*** Excerpted passage Section Begins ***

Most franchisors are willing and dedicated to altering aspects of their brand and systems if it means they will have improved chances of international success. Growth in international markets requires flexibility. Most brands will never change their trademarks, logos, or a unique identifier unless it is an absolute necessity.

Aflac Inc. found this to be the case in the 2000’s with their iconic duck. The existing duck was too aggressive for the Japanese market and a tamer version needed to be created for the more tranquil Japanese market. It does come back to the logo for most brands, as this is how brand recognition is established.

Tom Luczynski, group vice president of Orkin International Development & Franchising, is very proud of the service standards and quality the company’s Red Diamond logo signifies. “This is our logo and all of our franchisees around the world must comply with our logo graphics.” The logo is consistent in all markets, and while Orkin service vehicles may vary, the Red Diamond logo is prominently displayed on
the motorcycle.

Franchisees seek brands to fill a commercial need in their markets, and there are some minor adaptations required in most markets, but franchisees also know that the branding of a concept along with proprietary items or systems are what is on offer from the franchisor. Maintenance and care of the spirit of the brand is important.

A balancing act


Having a sophisticated franchisee as a market partner helps to strike a balance between the franchise system and local market needs. Chris Rich, president of Rich Response International, said “you need a sophisticated partner who understands the market and target consumer. Both quantitative and qualitative research conducted by the franchisee needs to include focus groups and taste panels to “dial-in” the taste profile, portion size, price to value proposition, concept look and feel, and consumer relevance access as far a spectrum on target consumers as possible.”

*** Excerpted passage Section Ends ***
*** Recorded information Section Begins ***

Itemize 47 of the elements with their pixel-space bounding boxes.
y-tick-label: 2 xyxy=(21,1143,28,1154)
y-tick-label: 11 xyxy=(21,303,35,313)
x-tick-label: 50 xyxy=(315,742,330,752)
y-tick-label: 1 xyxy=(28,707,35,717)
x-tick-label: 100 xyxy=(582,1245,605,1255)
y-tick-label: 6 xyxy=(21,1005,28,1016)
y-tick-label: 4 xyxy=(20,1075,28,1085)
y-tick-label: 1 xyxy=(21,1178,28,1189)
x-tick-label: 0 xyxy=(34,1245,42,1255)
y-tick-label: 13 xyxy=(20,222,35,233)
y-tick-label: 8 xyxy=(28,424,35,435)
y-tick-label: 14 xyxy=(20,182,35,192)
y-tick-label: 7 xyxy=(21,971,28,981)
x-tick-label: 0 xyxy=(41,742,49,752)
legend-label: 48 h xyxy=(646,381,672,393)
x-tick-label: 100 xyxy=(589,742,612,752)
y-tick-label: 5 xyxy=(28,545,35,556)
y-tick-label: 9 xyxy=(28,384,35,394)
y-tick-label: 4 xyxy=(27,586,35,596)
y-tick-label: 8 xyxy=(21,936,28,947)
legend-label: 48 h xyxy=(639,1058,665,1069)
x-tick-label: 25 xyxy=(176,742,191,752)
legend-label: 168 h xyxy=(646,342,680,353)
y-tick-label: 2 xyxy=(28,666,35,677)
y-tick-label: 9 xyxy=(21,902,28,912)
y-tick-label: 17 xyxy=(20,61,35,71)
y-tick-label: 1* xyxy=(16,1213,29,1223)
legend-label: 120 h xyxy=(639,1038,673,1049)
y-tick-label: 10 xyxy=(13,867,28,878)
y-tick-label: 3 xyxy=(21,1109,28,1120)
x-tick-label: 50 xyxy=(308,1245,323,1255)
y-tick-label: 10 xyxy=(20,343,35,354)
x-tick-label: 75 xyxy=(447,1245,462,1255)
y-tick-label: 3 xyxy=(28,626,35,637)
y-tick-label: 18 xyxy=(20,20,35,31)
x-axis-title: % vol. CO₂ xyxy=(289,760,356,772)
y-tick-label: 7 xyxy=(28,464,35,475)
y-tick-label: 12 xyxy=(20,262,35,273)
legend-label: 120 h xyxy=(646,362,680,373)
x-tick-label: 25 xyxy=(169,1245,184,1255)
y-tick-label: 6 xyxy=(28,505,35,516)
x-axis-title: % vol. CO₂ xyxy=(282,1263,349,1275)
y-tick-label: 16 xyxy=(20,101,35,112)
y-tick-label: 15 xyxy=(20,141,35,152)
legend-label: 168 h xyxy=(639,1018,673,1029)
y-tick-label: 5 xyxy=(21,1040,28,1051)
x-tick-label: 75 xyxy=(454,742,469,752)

*** Recorded information Section Ends ***

**How to complete this task**
In the franchising passage, please name the market for which Aflac needed a tamer version of its duck. These lines were taken from a separate source.

**Result**
The Japanese market.